REQUIRED TASK: Output an exact reproduction of the data.

DATASET EXCERPTS:
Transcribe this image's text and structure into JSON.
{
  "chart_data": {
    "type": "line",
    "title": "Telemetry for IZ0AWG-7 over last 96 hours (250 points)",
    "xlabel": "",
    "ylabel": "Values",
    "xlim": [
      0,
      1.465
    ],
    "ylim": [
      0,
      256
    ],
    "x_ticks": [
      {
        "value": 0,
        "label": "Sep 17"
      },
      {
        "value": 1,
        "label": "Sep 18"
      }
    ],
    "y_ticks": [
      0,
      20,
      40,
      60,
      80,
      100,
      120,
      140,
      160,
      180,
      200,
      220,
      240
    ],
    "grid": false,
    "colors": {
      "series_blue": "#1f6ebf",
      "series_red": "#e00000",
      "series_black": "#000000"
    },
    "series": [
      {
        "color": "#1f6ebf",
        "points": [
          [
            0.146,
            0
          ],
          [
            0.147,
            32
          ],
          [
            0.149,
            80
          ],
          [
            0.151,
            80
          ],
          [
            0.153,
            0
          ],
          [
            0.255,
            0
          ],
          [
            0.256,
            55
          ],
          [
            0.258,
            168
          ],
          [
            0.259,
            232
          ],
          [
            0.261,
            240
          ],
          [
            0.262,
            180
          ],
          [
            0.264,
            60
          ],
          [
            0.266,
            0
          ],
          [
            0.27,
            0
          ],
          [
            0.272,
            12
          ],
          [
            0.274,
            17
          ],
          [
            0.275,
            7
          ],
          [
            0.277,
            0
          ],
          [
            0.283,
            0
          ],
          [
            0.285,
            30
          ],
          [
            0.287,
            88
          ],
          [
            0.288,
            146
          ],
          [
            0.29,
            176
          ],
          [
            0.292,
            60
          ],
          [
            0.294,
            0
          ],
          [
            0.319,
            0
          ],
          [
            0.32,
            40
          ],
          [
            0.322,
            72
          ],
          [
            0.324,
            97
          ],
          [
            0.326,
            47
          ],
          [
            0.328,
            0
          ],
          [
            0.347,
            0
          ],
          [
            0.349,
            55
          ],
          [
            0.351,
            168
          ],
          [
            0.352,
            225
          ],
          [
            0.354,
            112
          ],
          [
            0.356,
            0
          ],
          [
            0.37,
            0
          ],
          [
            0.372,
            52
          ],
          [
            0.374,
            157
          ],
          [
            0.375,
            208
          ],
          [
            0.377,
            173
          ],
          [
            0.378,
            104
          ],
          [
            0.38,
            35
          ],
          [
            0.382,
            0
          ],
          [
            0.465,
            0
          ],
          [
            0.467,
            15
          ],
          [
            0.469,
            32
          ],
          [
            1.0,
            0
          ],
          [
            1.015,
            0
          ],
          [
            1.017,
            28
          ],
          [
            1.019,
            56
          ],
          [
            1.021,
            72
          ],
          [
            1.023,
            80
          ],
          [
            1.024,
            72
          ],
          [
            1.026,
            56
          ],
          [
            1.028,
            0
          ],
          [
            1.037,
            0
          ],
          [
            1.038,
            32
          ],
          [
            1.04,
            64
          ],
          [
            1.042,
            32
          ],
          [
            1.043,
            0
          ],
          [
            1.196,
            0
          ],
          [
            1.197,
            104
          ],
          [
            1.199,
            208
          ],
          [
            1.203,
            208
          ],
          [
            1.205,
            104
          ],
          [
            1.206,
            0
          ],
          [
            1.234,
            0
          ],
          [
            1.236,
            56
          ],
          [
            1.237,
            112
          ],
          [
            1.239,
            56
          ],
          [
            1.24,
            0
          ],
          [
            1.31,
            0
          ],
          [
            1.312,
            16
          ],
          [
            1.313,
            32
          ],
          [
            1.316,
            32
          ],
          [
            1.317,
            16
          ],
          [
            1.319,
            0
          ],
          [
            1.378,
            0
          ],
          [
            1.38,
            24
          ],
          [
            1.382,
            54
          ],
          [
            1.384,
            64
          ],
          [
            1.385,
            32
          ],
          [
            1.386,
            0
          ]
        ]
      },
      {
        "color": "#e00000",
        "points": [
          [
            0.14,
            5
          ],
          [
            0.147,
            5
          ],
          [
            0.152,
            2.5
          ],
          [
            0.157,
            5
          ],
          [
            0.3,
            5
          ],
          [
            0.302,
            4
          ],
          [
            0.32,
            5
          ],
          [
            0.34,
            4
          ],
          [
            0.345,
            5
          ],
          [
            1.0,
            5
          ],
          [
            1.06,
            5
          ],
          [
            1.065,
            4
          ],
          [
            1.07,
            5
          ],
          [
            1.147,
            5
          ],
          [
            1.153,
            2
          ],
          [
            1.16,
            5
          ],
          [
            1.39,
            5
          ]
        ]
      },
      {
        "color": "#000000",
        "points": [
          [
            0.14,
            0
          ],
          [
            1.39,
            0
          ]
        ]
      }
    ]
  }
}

SOLUTION BELOW:
Transcribe this image's text and structure into JSON.
{
  "chart_data": {
    "type": "line",
    "title": "Telemetry for IZ0AWG-7 over last 96 hours (250 points)",
    "xlabel": "",
    "ylabel": "Values",
    "xlim": [
      0,
      1.465
    ],
    "ylim": [
      0,
      256
    ],
    "x_ticks": [
      {
        "value": 0,
        "label": "Sep 17"
      },
      {
        "value": 1,
        "label": "Sep 18"
      }
    ],
    "y_ticks": [
      0,
      20,
      40,
      60,
      80,
      100,
      120,
      140,
      160,
      180,
      200,
      220,
      240
    ],
    "grid": false,
    "colors": {
      "series_blue": "#1f6ebf",
      "series_red": "#e00000",
      "series_black": "#000000"
    },
    "series": [
      {
        "color": "#1f6ebf",
        "points": [
          [
            0.146,
            0
          ],
          [
            0.147,
            32
          ],
          [
            0.149,
            80
          ],
          [
            0.151,
            80
          ],
          [
            0.153,
            0
          ],
          [
            0.255,
            0
          ],
          [
            0.256,
            55
          ],
          [
            0.258,
            168
          ],
          [
            0.259,
            232
          ],
          [
            0.261,
            240
          ],
          [
            0.262,
            180
          ],
          [
            0.264,
            60
          ],
          [
            0.266,
            0
          ],
          [
            0.27,
            0
          ],
          [
            0.272,
            12
          ],
          [
            0.274,
            17
          ],
          [
            0.275,
            7
          ],
          [
            0.277,
            0
          ],
          [
            0.283,
            0
          ],
          [
            0.285,
            30
          ],
          [
            0.287,
            88
          ],
          [
            0.288,
            146
          ],
          [
            0.29,
            176
          ],
          [
            0.292,
            60
          ],
          [
            0.294,
            0
          ],
          [
            0.319,
            0
          ],
          [
            0.32,
            40
          ],
          [
            0.322,
            72
          ],
          [
            0.324,
            97
          ],
          [
            0.326,
            47
          ],
          [
            0.328,
            0
          ],
          [
            0.347,
            0
          ],
          [
            0.349,
            55
          ],
          [
            0.351,
            168
          ],
          [
            0.352,
            225
          ],
          [
            0.354,
            112
          ],
          [
            0.356,
            0
          ],
          [
            0.37,
            0
          ],
          [
            0.372,
            52
          ],
          [
            0.374,
            157
          ],
          [
            0.375,
            208
          ],
          [
            0.377,
            173
          ],
          [
            0.378,
            104
          ],
          [
            0.38,
            35
          ],
          [
            0.382,
            0
          ],
          [
            0.465,
            0
          ],
          [
            0.467,
            15
          ],
          [
            0.469,
            32
          ],
          [
            1.0,
            0
          ],
          [
            1.015,
            0
          ],
          [
            1.017,
            28
          ],
          [
            1.019,
            56
          ],
          [
            1.021,
            72
          ],
          [
            1.023,
            80
          ],
          [
            1.024,
            72
          ],
          [
            1.026,
            56
          ],
          [
            1.028,
            0
          ],
          [
            1.037,
            0
          ],
          [
            1.038,
            32
          ],
          [
            1.04,
            64
          ],
          [
            1.042,
            32
          ],
          [
            1.043,
            0
          ],
          [
            1.196,
            0
          ],
          [
            1.197,
            104
          ],
          [
            1.199,
            208
          ],
          [
            1.203,
            208
          ],
          [
            1.205,
            104
          ],
          [
            1.206,
            0
          ],
          [
            1.234,
            0
          ],
          [
            1.236,
            56
          ],
          [
            1.237,
            112
          ],
          [
            1.239,
            56
          ],
          [
            1.24,
            0
          ],
          [
            1.31,
            0
          ],
          [
            1.312,
            16
          ],
          [
            1.313,
            32
          ],
          [
            1.316,
            32
          ],
          [
            1.317,
            16
          ],
          [
            1.319,
            0
          ],
          [
            1.378,
            0
          ],
          [
            1.38,
            24
          ],
          [
            1.382,
            54
          ],
          [
            1.384,
            64
          ],
          [
            1.385,
            32
          ],
          [
            1.386,
            0
          ]
        ]
      },
      {
        "color": "#e00000",
        "points": [
          [
            0.14,
            5
          ],
          [
            0.147,
            5
          ],
          [
            0.152,
            2.5
          ],
          [
            0.157,
            5
          ],
          [
            0.3,
            5
          ],
          [
            0.302,
            4
          ],
          [
            0.32,
            5
          ],
          [
            0.34,
            4
          ],
          [
            0.345,
            5
          ],
          [
            1.0,
            5
          ],
          [
            1.06,
            5
          ],
          [
            1.065,
            4
          ],
          [
            1.07,
            5
          ],
          [
            1.147,
            5
          ],
          [
            1.153,
            2
          ],
          [
            1.16,
            5
          ],
          [
            1.39,
            5
          ]
        ]
      },
      {
        "color": "#000000",
        "points": [
          [
            0.14,
            0
          ],
          [
            1.39,
            0
          ]
        ]
      }
    ]
  }
}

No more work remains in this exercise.